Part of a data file
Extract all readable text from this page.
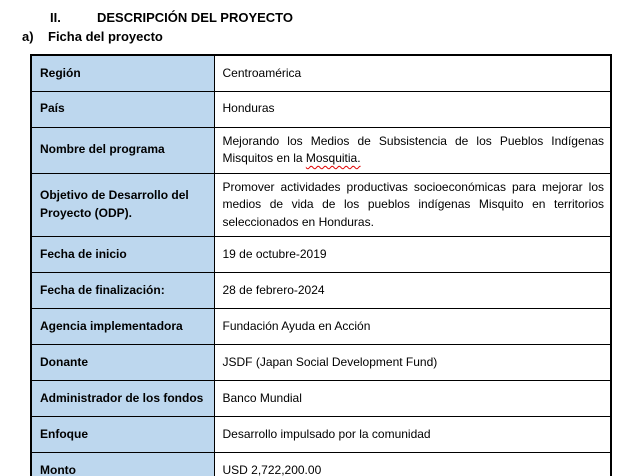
II.	DESCRIPCIÓN DEL PROYECTO
a)	Ficha del proyecto
Región	Centroamérica
País	Honduras
Nombre del programa	Mejorando los Medios de Subsistencia de los Pueblos Indígenas Misquitos en la Mosquitia.
Objetivo de Desarrollo del Proyecto (ODP).	Promover actividades productivas socioeconómicas para mejorar los medios de vida de los pueblos indígenas Misquito en territorios seleccionados en Honduras.
Fecha de inicio	19 de octubre-2019
Fecha de finalización:	28 de febrero-2024
Agencia implementadora	Fundación Ayuda en Acción
Donante	JSDF (Japan Social Development Fund)
Administrador de los fondos	Banco Mundial
Enfoque	Desarrollo impulsado por la comunidad
Monto	USD 2,722,200.00
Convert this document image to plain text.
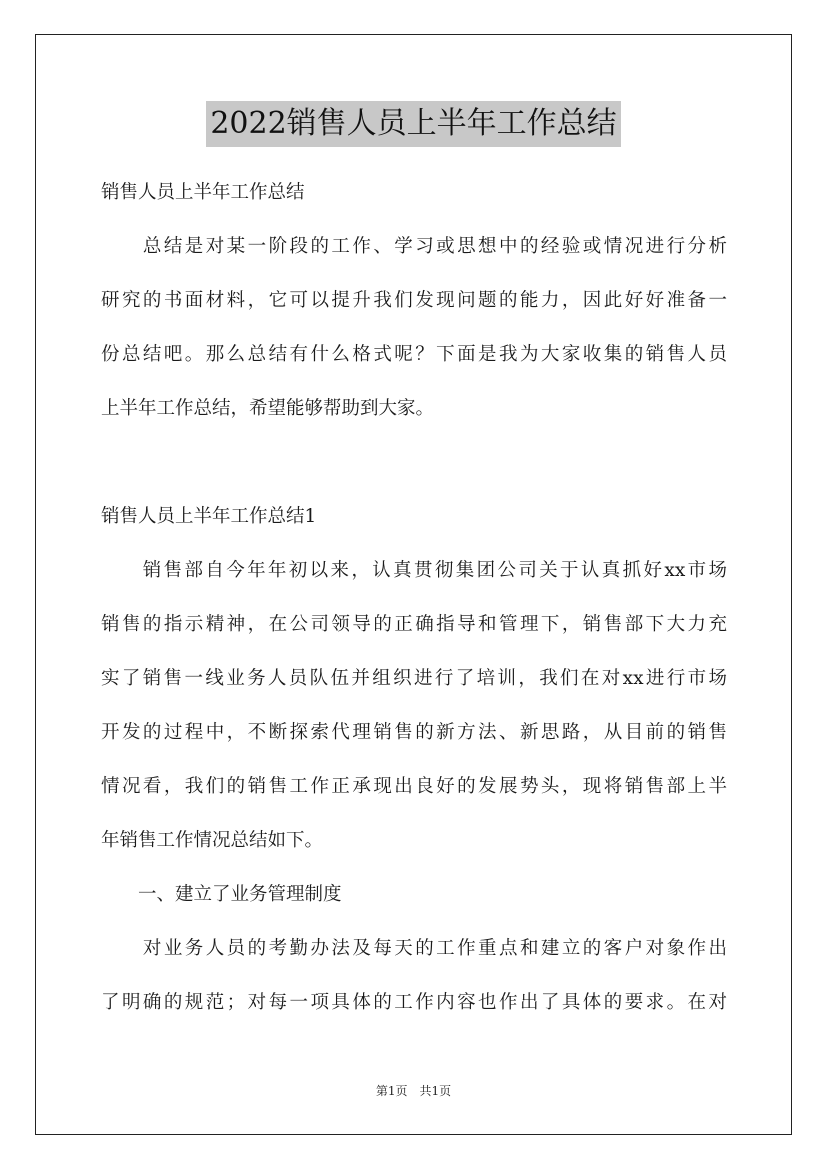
2022销售人员上半年工作总结
销售人员上半年工作总结
　　总结是对某一阶段的工作、学习或思想中的经验或情况进行分析
研究的书面材料，它可以提升我们发现问题的能力，因此好好准备一
份总结吧。那么总结有什么格式呢？下面是我为大家收集的销售人员
上半年工作总结，希望能够帮助到大家。
销售人员上半年工作总结1
　　销售部自今年年初以来，认真贯彻集团公司关于认真抓好xx市场
销售的指示精神，在公司领导的正确指导和管理下，销售部下大力充
实了销售一线业务人员队伍并组织进行了培训，我们在对xx进行市场
开发的过程中，不断探索代理销售的新方法、新思路，从目前的销售
情况看，我们的销售工作正承现出良好的发展势头，现将销售部上半
年销售工作情况总结如下。
　　一、建立了业务管理制度
　　对业务人员的考勤办法及每天的工作重点和建立的客户对象作出
了明确的规范；对每一项具体的工作内容也作出了具体的要求。在对
第1页　共1页
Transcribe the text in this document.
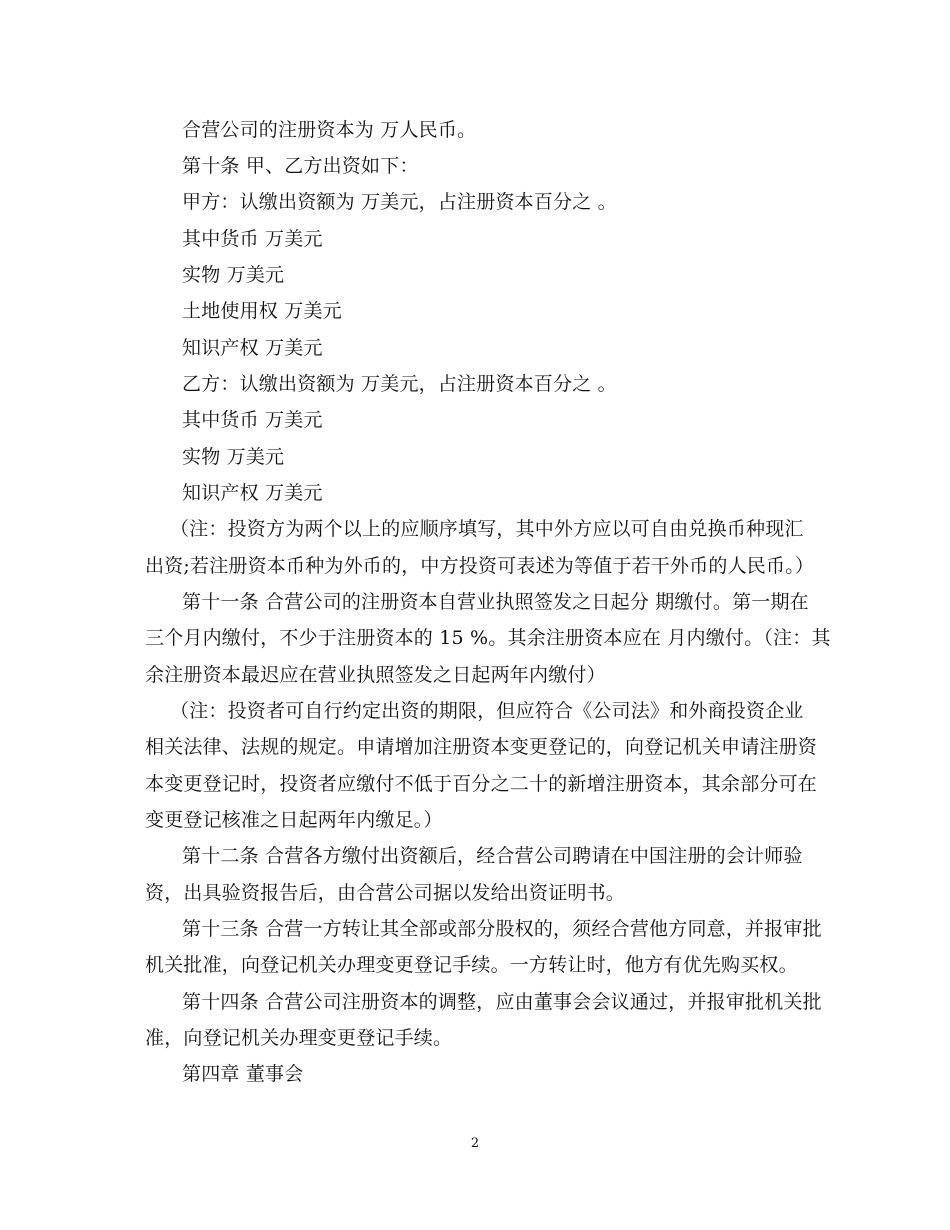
合营公司的注册资本为 万人民币。
第十条 甲、乙方出资如下：
甲方：认缴出资额为 万美元，占注册资本百分之 。
其中货币 万美元
实物 万美元
土地使用权 万美元
知识产权 万美元
乙方：认缴出资额为 万美元，占注册资本百分之 。
其中货币 万美元
实物 万美元
知识产权 万美元
（注：投资方为两个以上的应顺序填写，其中外方应以可自由兑换币种现汇
出资;若注册资本币种为外币的，中方投资可表述为等值于若干外币的人民币。）
第十一条 合营公司的注册资本自营业执照签发之日起分 期缴付。第一期在
三个月内缴付，不少于注册资本的 15 %。其余注册资本应在 月内缴付。（注：其
余注册资本最迟应在营业执照签发之日起两年内缴付）
（注：投资者可自行约定出资的期限，但应符合《公司法》和外商投资企业
相关法律、法规的规定。申请增加注册资本变更登记的，向登记机关申请注册资
本变更登记时，投资者应缴付不低于百分之二十的新增注册资本，其余部分可在
变更登记核准之日起两年内缴足。）
第十二条 合营各方缴付出资额后，经合营公司聘请在中国注册的会计师验
资，出具验资报告后，由合营公司据以发给出资证明书。
第十三条 合营一方转让其全部或部分股权的，须经合营他方同意，并报审批
机关批准，向登记机关办理变更登记手续。一方转让时，他方有优先购买权。
第十四条 合营公司注册资本的调整，应由董事会会议通过，并报审批机关批
准，向登记机关办理变更登记手续。
第四章 董事会
2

→ **GIVEN INSTRUCTION**
Write out every record above exactly as it stands, but leave out the pictures.

→ **EXERCISE RESULT**
Extract all readable text from this page.
II.	DESCRIPCIÓN DEL PROYECTO
a)	Ficha del proyecto
Región	Centroamérica
País	Honduras
Nombre del programa	Mejorando los Medios de Subsistencia de los Pueblos Indígenas Misquitos en la Mosquitia.
Objetivo de Desarrollo del Proyecto (ODP).	Promover actividades productivas socioeconómicas para mejorar los medios de vida de los pueblos indígenas Misquito en territorios seleccionados en Honduras.
Fecha de inicio	19 de octubre-2019
Fecha de finalización:	28 de febrero-2024
Agencia implementadora	Fundación Ayuda en Acción
Donante	JSDF (Japan Social Development Fund)
Administrador de los fondos	Banco Mundial
Enfoque	Desarrollo impulsado por la comunidad
Monto	USD 2,722,200.00
Convert this document image to plain text.
2022销售人员上半年工作总结
销售人员上半年工作总结
　　总结是对某一阶段的工作、学习或思想中的经验或情况进行分析
研究的书面材料，它可以提升我们发现问题的能力，因此好好准备一
份总结吧。那么总结有什么格式呢？下面是我为大家收集的销售人员
上半年工作总结，希望能够帮助到大家。
销售人员上半年工作总结1
　　销售部自今年年初以来，认真贯彻集团公司关于认真抓好xx市场
销售的指示精神，在公司领导的正确指导和管理下，销售部下大力充
实了销售一线业务人员队伍并组织进行了培训，我们在对xx进行市场
开发的过程中，不断探索代理销售的新方法、新思路，从目前的销售
情况看，我们的销售工作正承现出良好的发展势头，现将销售部上半
年销售工作情况总结如下。
　　一、建立了业务管理制度
　　对业务人员的考勤办法及每天的工作重点和建立的客户对象作出
了明确的规范；对每一项具体的工作内容也作出了具体的要求。在对
第1页　共1页
Transcribe the text in this document.
合营公司的注册资本为 万人民币。
第十条 甲、乙方出资如下：
甲方：认缴出资额为 万美元，占注册资本百分之 。
其中货币 万美元
实物 万美元
土地使用权 万美元
知识产权 万美元
乙方：认缴出资额为 万美元，占注册资本百分之 。
其中货币 万美元
实物 万美元
知识产权 万美元
（注：投资方为两个以上的应顺序填写，其中外方应以可自由兑换币种现汇
出资;若注册资本币种为外币的，中方投资可表述为等值于若干外币的人民币。）
第十一条 合营公司的注册资本自营业执照签发之日起分 期缴付。第一期在
三个月内缴付，不少于注册资本的 15 %。其余注册资本应在 月内缴付。（注：其
余注册资本最迟应在营业执照签发之日起两年内缴付）
（注：投资者可自行约定出资的期限，但应符合《公司法》和外商投资企业
相关法律、法规的规定。申请增加注册资本变更登记的，向登记机关申请注册资
本变更登记时，投资者应缴付不低于百分之二十的新增注册资本，其余部分可在
变更登记核准之日起两年内缴足。）
第十二条 合营各方缴付出资额后，经合营公司聘请在中国注册的会计师验
资，出具验资报告后，由合营公司据以发给出资证明书。
第十三条 合营一方转让其全部或部分股权的，须经合营他方同意，并报审批
机关批准，向登记机关办理变更登记手续。一方转让时，他方有优先购买权。
第十四条 合营公司注册资本的调整，应由董事会会议通过，并报审批机关批
准，向登记机关办理变更登记手续。
第四章 董事会
2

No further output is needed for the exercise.